## Instruction
Repeat the lines below, starting with the line that contains "bar-MAFW-DFEW-SFT-RAVDESS WAR [604, 213, 627, 343]" and ending with the line that contains "bar-HumanOmni-0.5B-RAVDESS WAR [558, 310, 581, 343]", both included.

───── Input records ─────

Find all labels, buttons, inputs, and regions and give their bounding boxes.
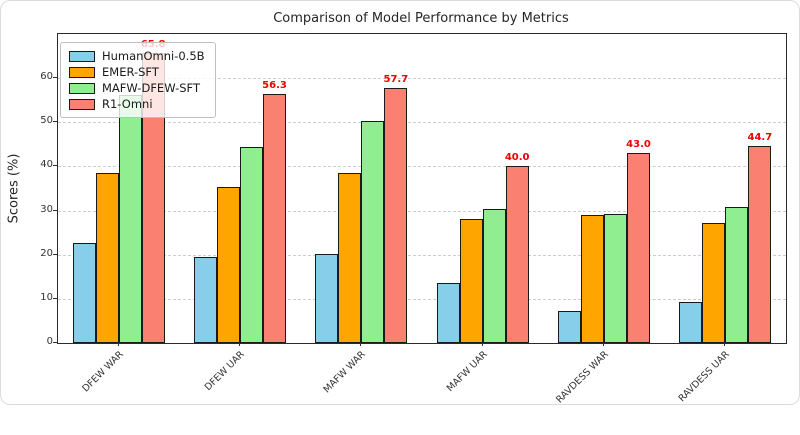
bar-MAFW-DFEW-SFT-RAVDESS WAR [604, 213, 627, 343]
x-tick-mark [360, 342, 362, 346]
legend-swatch-icon [69, 82, 95, 94]
y-tick-label-30: 30 [40, 203, 53, 215]
bar-MAFW-DFEW-SFT-RAVDESS UAR [725, 207, 749, 343]
bar-R1-Omni-RAVDESS UAR [748, 145, 772, 343]
value-label-R1-Omni-MAFW WAR: 57.7 [383, 74, 409, 86]
gridline-y-10 [58, 298, 786, 300]
bar-HumanOmni-0.5B-MAFW UAR [436, 283, 460, 343]
legend-item-EMER-SFT: EMER-SFT [69, 64, 205, 80]
bar-EMER-SFT-RAVDESS WAR [581, 214, 604, 343]
y-tick-mark [53, 121, 57, 123]
y-tick-label-20: 20 [40, 247, 53, 259]
bar-HumanOmni-0.5B-DFEW WAR [72, 243, 96, 343]
y-tick-mark [53, 297, 57, 299]
legend-item-HumanOmni-0.5B: HumanOmni-0.5B [69, 48, 205, 64]
x-tick-label-DFEW WAR: DFEW WAR [80, 349, 126, 395]
legend-item-R1-Omni: R1-Omni [69, 96, 205, 112]
bar-R1-Omni-MAFW UAR [505, 166, 529, 343]
legend-swatch-icon [69, 66, 95, 78]
legend-swatch-icon [69, 50, 95, 62]
value-label-R1-Omni-RAVDESS WAR: 43.0 [626, 139, 651, 151]
bar-EMER-SFT-DFEW WAR [95, 172, 119, 343]
y-tick-label-0: 0 [46, 336, 53, 347]
bar-MAFW-DFEW-SFT-MAFW UAR [482, 208, 506, 343]
y-tick-mark [53, 253, 57, 255]
bar-HumanOmni-0.5B-RAVDESS WAR [558, 310, 581, 343]
bar-EMER-SFT-MAFW WAR [338, 173, 362, 343]
bar-MAFW-DFEW-SFT-MAFW WAR [361, 120, 385, 343]
gridline-y-40 [58, 166, 786, 168]
legend-label: HumanOmni-0.5B [102, 49, 205, 63]
y-tick-label-50: 50 [40, 115, 53, 127]
bar-chart: Comparison of Model Performance by Metri… [6, 11, 787, 406]
y-tick-mark [53, 77, 57, 79]
value-label-R1-Omni-MAFW UAR: 40.0 [504, 152, 530, 164]
bar-EMER-SFT-DFEW UAR [217, 187, 240, 343]
gridline-y-30 [58, 210, 786, 212]
legend: HumanOmni-0.5B EMER-SFT MAFW-DFEW-SFT R1-Om… [60, 42, 216, 118]
legend-label: MAFW-DFEW-SFT [102, 81, 200, 95]
x-tick-mark [239, 342, 240, 346]
gridline-y-50 [58, 122, 786, 124]
value-label-R1-Omni-DFEW UAR: 56.3 [262, 80, 287, 92]
x-tick-label-DFEW UAR: DFEW UAR [202, 349, 247, 394]
bar-R1-Omni-RAVDESS WAR [627, 153, 650, 343]
x-tick-mark [117, 342, 119, 346]
y-tick-mark [53, 165, 57, 167]
legend-label: EMER-SFT [102, 65, 159, 79]
bar-R1-Omni-DFEW UAR [263, 94, 286, 343]
y-tick-mark [53, 342, 57, 343]
bar-R1-Omni-MAFW WAR [384, 88, 408, 343]
chart-title: Comparison of Model Performance by Metri… [273, 11, 569, 26]
legend-item-MAFW-DFEW-SFT: MAFW-DFEW-SFT [69, 80, 205, 96]
x-tick-mark [724, 342, 726, 346]
y-tick-mark [53, 209, 57, 211]
value-label-R1-Omni-RAVDESS UAR: 44.7 [747, 131, 773, 143]
gridline-y-60 [58, 78, 786, 80]
legend-label: R1-Omni [102, 97, 153, 111]
x-tick-label-RAVDESS UAR: RAVDESS UAR [676, 349, 733, 405]
y-tick-label-10: 10 [40, 291, 53, 303]
legend-swatch-icon [69, 98, 95, 110]
y-tick-label-60: 60 [40, 71, 53, 83]
y-tick-label-40: 40 [40, 159, 53, 171]
bar-EMER-SFT-RAVDESS UAR [702, 222, 726, 343]
bar-HumanOmni-0.5B-RAVDESS UAR [679, 301, 703, 343]
bar-EMER-SFT-MAFW UAR [459, 219, 483, 343]
x-tick-mark [481, 342, 483, 346]
bar-MAFW-DFEW-SFT-DFEW UAR [240, 147, 263, 343]
bar-HumanOmni-0.5B-DFEW UAR [194, 257, 217, 343]
x-tick-label-MAFW UAR: MAFW UAR [444, 349, 490, 395]
bar-HumanOmni-0.5B-MAFW WAR [315, 253, 339, 343]
x-tick-mark [603, 342, 604, 346]
gridline-y-20 [58, 254, 786, 256]
x-tick-label-RAVDESS WAR: RAVDESS WAR [554, 349, 611, 406]
x-tick-label-MAFW WAR: MAFW WAR [321, 349, 369, 396]
y-axis-label: Scores (%) [6, 153, 22, 224]
bar-MAFW-DFEW-SFT-DFEW WAR [118, 95, 142, 343]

─────

## Exercise response
bar-MAFW-DFEW-SFT-RAVDESS WAR [604, 213, 627, 343]
x-tick-mark [360, 342, 362, 346]
legend-swatch-icon [69, 82, 95, 94]
y-tick-label-30: 30 [40, 203, 53, 215]
bar-MAFW-DFEW-SFT-RAVDESS UAR [725, 207, 749, 343]
bar-R1-Omni-RAVDESS UAR [748, 145, 772, 343]
value-label-R1-Omni-MAFW WAR: 57.7 [383, 74, 409, 86]
gridline-y-10 [58, 298, 786, 300]
bar-HumanOmni-0.5B-MAFW UAR [436, 283, 460, 343]
legend-item-EMER-SFT: EMER-SFT [69, 64, 205, 80]
bar-EMER-SFT-RAVDESS WAR [581, 214, 604, 343]
y-tick-mark [53, 121, 57, 123]
y-tick-label-20: 20 [40, 247, 53, 259]
bar-HumanOmni-0.5B-DFEW WAR [72, 243, 96, 343]
y-tick-mark [53, 297, 57, 299]
legend-item-HumanOmni-0.5B: HumanOmni-0.5B [69, 48, 205, 64]
x-tick-label-DFEW WAR: DFEW WAR [80, 349, 126, 395]
legend-item-R1-Omni: R1-Omni [69, 96, 205, 112]
bar-R1-Omni-MAFW UAR [505, 166, 529, 343]
legend-swatch-icon [69, 66, 95, 78]
legend-swatch-icon [69, 50, 95, 62]
value-label-R1-Omni-RAVDESS WAR: 43.0 [626, 139, 651, 151]
bar-EMER-SFT-DFEW WAR [95, 172, 119, 343]
y-tick-label-0: 0 [46, 336, 53, 347]
bar-MAFW-DFEW-SFT-MAFW UAR [482, 208, 506, 343]
y-tick-mark [53, 253, 57, 255]
bar-HumanOmni-0.5B-RAVDESS WAR [558, 310, 581, 343]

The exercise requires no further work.